== Stored data
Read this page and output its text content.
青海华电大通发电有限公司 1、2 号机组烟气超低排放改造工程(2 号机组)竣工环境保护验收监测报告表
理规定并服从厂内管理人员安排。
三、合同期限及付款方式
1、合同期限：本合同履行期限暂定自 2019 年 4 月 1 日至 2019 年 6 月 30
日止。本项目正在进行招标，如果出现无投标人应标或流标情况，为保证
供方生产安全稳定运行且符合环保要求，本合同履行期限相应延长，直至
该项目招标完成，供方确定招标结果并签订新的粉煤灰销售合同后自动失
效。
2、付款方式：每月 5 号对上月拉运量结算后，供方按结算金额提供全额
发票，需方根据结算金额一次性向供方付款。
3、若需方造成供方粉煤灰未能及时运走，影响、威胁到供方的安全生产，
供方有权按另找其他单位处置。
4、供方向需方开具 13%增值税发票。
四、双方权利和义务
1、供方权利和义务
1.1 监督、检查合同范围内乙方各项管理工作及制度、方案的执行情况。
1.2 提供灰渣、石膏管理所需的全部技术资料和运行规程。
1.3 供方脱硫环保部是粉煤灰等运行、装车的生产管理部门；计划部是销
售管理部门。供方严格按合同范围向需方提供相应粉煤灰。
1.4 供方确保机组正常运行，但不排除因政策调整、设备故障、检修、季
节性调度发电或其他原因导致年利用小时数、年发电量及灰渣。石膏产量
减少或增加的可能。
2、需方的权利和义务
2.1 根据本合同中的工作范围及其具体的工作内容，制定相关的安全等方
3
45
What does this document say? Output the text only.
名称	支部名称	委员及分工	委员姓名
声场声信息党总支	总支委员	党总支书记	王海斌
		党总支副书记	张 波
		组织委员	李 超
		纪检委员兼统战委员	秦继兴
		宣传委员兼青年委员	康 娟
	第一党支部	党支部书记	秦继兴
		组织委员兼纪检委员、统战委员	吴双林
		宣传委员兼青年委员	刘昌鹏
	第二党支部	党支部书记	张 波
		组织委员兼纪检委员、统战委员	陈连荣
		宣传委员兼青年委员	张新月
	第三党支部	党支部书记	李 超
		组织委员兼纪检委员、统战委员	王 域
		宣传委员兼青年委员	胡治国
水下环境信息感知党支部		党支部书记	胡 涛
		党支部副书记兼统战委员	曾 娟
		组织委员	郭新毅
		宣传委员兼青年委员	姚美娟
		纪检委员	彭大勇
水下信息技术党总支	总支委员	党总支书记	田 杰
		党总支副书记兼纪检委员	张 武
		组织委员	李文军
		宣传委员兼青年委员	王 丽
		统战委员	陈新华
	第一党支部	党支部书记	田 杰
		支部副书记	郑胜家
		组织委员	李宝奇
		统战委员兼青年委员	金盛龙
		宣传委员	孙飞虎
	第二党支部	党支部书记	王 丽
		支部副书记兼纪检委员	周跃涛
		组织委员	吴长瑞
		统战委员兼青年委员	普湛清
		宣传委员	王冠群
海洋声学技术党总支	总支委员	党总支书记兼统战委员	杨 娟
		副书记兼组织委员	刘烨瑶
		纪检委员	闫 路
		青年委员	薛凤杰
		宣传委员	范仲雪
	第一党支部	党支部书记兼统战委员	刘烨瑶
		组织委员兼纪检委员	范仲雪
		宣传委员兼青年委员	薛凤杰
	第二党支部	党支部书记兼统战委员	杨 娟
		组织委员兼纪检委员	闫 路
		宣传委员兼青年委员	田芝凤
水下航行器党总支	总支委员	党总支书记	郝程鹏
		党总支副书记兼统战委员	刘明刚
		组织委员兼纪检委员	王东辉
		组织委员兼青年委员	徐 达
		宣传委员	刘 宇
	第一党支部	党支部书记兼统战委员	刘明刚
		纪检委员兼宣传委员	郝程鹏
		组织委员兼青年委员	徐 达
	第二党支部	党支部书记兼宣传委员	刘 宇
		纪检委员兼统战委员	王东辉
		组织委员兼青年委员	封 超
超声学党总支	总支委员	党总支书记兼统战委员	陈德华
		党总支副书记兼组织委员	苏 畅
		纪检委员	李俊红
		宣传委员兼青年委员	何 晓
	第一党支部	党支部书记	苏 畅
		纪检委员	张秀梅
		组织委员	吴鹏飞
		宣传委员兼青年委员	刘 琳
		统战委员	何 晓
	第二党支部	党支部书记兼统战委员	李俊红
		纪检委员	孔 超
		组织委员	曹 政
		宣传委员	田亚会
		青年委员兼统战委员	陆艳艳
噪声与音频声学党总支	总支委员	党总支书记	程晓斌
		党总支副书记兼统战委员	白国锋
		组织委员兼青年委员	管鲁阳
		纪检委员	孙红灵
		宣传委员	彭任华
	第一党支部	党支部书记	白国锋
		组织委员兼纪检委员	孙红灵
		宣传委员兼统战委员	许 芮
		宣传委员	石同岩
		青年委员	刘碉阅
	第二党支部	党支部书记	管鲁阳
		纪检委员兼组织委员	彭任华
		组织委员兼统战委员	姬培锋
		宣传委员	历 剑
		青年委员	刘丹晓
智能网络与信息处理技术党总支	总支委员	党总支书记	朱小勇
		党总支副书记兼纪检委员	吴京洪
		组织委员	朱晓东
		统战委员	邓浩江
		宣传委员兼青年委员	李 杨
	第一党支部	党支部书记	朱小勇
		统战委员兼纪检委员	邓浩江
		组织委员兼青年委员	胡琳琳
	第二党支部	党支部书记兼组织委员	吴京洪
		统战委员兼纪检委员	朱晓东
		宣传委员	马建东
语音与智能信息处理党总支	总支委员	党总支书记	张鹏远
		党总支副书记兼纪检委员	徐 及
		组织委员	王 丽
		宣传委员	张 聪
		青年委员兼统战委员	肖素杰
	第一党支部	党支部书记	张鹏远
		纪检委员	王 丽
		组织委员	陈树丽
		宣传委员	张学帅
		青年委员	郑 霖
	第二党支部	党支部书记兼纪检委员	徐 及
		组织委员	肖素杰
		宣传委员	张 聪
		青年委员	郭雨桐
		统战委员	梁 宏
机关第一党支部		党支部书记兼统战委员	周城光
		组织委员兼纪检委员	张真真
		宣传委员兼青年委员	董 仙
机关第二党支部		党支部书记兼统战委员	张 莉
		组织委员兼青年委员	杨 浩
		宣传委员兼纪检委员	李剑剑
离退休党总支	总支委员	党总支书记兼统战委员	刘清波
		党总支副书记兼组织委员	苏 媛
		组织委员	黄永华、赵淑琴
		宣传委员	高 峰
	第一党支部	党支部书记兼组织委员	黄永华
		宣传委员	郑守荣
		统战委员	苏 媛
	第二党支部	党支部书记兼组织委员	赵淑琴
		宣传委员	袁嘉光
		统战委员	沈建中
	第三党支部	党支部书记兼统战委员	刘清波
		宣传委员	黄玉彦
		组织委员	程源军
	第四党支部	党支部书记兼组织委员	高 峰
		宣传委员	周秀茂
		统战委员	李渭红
====
• _Exercise requirements_: Examine the records and report how many lines contain the string "宣传委员兼青年委员". Only the number should be given.

• _Written response_: 12